Data records
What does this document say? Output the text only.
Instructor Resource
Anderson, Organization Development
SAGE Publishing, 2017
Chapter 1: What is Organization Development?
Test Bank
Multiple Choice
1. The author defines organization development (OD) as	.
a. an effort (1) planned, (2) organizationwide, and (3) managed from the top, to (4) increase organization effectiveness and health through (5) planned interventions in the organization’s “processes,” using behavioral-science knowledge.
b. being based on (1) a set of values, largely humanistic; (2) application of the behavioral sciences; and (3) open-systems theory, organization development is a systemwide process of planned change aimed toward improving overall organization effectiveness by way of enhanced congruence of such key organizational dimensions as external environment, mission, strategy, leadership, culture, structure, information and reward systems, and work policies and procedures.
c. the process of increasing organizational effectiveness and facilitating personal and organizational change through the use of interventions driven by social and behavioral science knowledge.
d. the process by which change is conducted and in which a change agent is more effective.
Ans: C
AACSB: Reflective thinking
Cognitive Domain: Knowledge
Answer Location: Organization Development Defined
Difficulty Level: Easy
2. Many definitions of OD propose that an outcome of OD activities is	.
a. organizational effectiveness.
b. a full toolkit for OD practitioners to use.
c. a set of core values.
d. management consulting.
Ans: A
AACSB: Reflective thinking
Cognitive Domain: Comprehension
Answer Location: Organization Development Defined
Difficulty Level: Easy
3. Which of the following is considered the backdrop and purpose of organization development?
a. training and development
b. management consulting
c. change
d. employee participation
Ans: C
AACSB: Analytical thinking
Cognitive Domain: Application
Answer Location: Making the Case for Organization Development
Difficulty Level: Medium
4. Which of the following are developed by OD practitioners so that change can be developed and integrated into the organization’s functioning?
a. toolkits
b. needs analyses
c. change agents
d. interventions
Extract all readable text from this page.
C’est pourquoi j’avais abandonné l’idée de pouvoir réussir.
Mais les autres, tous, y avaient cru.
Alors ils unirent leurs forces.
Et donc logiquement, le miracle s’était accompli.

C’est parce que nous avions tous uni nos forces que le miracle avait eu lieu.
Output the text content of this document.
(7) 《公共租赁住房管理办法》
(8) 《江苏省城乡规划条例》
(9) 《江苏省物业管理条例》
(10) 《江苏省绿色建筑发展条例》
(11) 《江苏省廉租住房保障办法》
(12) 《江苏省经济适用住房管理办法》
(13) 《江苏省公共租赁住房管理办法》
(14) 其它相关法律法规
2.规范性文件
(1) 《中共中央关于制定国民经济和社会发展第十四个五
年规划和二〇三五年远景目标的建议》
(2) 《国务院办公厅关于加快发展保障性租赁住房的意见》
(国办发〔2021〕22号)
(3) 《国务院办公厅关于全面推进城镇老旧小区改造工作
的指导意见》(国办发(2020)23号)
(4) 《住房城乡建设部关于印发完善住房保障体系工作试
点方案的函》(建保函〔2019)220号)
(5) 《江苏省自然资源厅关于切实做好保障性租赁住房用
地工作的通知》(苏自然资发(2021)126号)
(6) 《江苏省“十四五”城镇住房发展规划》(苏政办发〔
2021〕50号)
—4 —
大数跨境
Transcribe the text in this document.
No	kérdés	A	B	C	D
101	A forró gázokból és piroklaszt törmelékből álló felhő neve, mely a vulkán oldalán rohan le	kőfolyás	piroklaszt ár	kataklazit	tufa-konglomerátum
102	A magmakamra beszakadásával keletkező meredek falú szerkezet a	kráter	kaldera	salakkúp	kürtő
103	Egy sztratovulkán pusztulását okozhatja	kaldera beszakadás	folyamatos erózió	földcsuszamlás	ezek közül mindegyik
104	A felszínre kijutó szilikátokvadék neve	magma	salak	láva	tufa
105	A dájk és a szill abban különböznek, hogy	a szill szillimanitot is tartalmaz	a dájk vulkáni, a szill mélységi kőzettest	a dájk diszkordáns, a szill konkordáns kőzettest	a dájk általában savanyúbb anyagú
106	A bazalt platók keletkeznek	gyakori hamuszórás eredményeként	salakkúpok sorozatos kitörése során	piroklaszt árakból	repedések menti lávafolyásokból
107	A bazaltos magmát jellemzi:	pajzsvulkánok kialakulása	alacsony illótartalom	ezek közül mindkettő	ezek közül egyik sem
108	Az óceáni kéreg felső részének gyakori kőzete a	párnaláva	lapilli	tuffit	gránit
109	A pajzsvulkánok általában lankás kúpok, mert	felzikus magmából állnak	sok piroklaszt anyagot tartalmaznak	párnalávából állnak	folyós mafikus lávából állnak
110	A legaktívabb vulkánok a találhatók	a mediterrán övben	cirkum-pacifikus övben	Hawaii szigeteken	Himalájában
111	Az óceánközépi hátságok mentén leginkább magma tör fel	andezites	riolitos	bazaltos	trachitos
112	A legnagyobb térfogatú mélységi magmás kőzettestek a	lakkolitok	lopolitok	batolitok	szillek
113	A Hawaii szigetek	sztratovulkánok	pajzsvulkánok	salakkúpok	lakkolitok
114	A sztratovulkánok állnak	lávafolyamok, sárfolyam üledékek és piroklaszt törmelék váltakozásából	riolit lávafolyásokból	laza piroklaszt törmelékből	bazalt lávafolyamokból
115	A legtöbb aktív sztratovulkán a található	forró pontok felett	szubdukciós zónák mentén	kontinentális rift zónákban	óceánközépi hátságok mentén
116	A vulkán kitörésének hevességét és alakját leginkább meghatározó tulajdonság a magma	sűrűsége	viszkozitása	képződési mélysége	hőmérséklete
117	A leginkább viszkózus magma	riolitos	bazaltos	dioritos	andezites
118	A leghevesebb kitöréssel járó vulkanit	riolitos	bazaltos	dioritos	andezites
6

Given request
Set down the entries verbatim, leaving none out.

Solution for this problem
What does this document say? Output the text only.
Instructor Resource
Anderson, Organization Development
SAGE Publishing, 2017
Chapter 1: What is Organization Development?
Test Bank
Multiple Choice
1. The author defines organization development (OD) as	.
a. an effort (1) planned, (2) organizationwide, and (3) managed from the top, to (4) increase organization effectiveness and health through (5) planned interventions in the organization’s “processes,” using behavioral-science knowledge.
b. being based on (1) a set of values, largely humanistic; (2) application of the behavioral sciences; and (3) open-systems theory, organization development is a systemwide process of planned change aimed toward improving overall organization effectiveness by way of enhanced congruence of such key organizational dimensions as external environment, mission, strategy, leadership, culture, structure, information and reward systems, and work policies and procedures.
c. the process of increasing organizational effectiveness and facilitating personal and organizational change through the use of interventions driven by social and behavioral science knowledge.
d. the process by which change is conducted and in which a change agent is more effective.
Ans: C
AACSB: Reflective thinking
Cognitive Domain: Knowledge
Answer Location: Organization Development Defined
Difficulty Level: Easy
2. Many definitions of OD propose that an outcome of OD activities is	.
a. organizational effectiveness.
b. a full toolkit for OD practitioners to use.
c. a set of core values.
d. management consulting.
Ans: A
AACSB: Reflective thinking
Cognitive Domain: Comprehension
Answer Location: Organization Development Defined
Difficulty Level: Easy
3. Which of the following is considered the backdrop and purpose of organization development?
a. training and development
b. management consulting
c. change
d. employee participation
Ans: C
AACSB: Analytical thinking
Cognitive Domain: Application
Answer Location: Making the Case for Organization Development
Difficulty Level: Medium
4. Which of the following are developed by OD practitioners so that change can be developed and integrated into the organization’s functioning?
a. toolkits
b. needs analyses
c. change agents
d. interventions
Extract all readable text from this page.
C’est pourquoi j’avais abandonné l’idée de pouvoir réussir.
Mais les autres, tous, y avaient cru.
Alors ils unirent leurs forces.
Et donc logiquement, le miracle s’était accompli.

C’est parce que nous avions tous uni nos forces que le miracle avait eu lieu.
Output the text content of this document.
(7) 《公共租赁住房管理办法》
(8) 《江苏省城乡规划条例》
(9) 《江苏省物业管理条例》
(10) 《江苏省绿色建筑发展条例》
(11) 《江苏省廉租住房保障办法》
(12) 《江苏省经济适用住房管理办法》
(13) 《江苏省公共租赁住房管理办法》
(14) 其它相关法律法规
2.规范性文件
(1) 《中共中央关于制定国民经济和社会发展第十四个五
年规划和二〇三五年远景目标的建议》
(2) 《国务院办公厅关于加快发展保障性租赁住房的意见》
(国办发〔2021〕22号)
(3) 《国务院办公厅关于全面推进城镇老旧小区改造工作
的指导意见》(国办发(2020)23号)
(4) 《住房城乡建设部关于印发完善住房保障体系工作试
点方案的函》(建保函〔2019)220号)
(5) 《江苏省自然资源厅关于切实做好保障性租赁住房用
地工作的通知》(苏自然资发(2021)126号)
(6) 《江苏省“十四五”城镇住房发展规划》(苏政办发〔
2021〕50号)
—4 —
大数跨境
Transcribe the text in this document.
No	kérdés	A	B	C	D
101	A forró gázokból és piroklaszt törmelékből álló felhő neve, mely a vulkán oldalán rohan le	kőfolyás	piroklaszt ár	kataklazit	tufa-konglomerátum
102	A magmakamra beszakadásával keletkező meredek falú szerkezet a	kráter	kaldera	salakkúp	kürtő
103	Egy sztratovulkán pusztulását okozhatja	kaldera beszakadás	folyamatos erózió	földcsuszamlás	ezek közül mindegyik
104	A felszínre kijutó szilikátokvadék neve	magma	salak	láva	tufa
105	A dájk és a szill abban különböznek, hogy	a szill szillimanitot is tartalmaz	a dájk vulkáni, a szill mélységi kőzettest	a dájk diszkordáns, a szill konkordáns kőzettest	a dájk általában savanyúbb anyagú
106	A bazalt platók keletkeznek	gyakori hamuszórás eredményeként	salakkúpok sorozatos kitörése során	piroklaszt árakból	repedések menti lávafolyásokból
107	A bazaltos magmát jellemzi:	pajzsvulkánok kialakulása	alacsony illótartalom	ezek közül mindkettő	ezek közül egyik sem
108	Az óceáni kéreg felső részének gyakori kőzete a	párnaláva	lapilli	tuffit	gránit
109	A pajzsvulkánok általában lankás kúpok, mert	felzikus magmából állnak	sok piroklaszt anyagot tartalmaznak	párnalávából állnak	folyós mafikus lávából állnak
110	A legaktívabb vulkánok a találhatók	a mediterrán övben	cirkum-pacifikus övben	Hawaii szigeteken	Himalájában
111	Az óceánközépi hátságok mentén leginkább magma tör fel	andezites	riolitos	bazaltos	trachitos
112	A legnagyobb térfogatú mélységi magmás kőzettestek a	lakkolitok	lopolitok	batolitok	szillek
113	A Hawaii szigetek	sztratovulkánok	pajzsvulkánok	salakkúpok	lakkolitok
114	A sztratovulkánok állnak	lávafolyamok, sárfolyam üledékek és piroklaszt törmelék váltakozásából	riolit lávafolyásokból	laza piroklaszt törmelékből	bazalt lávafolyamokból
115	A legtöbb aktív sztratovulkán a található	forró pontok felett	szubdukciós zónák mentén	kontinentális rift zónákban	óceánközépi hátságok mentén
116	A vulkán kitörésének hevességét és alakját leginkább meghatározó tulajdonság a magma	sűrűsége	viszkozitása	képződési mélysége	hőmérséklete
117	A leginkább viszkózus magma	riolitos	bazaltos	dioritos	andezites
118	A leghevesebb kitöréssel járó vulkanit	riolitos	bazaltos	dioritos	andezites
6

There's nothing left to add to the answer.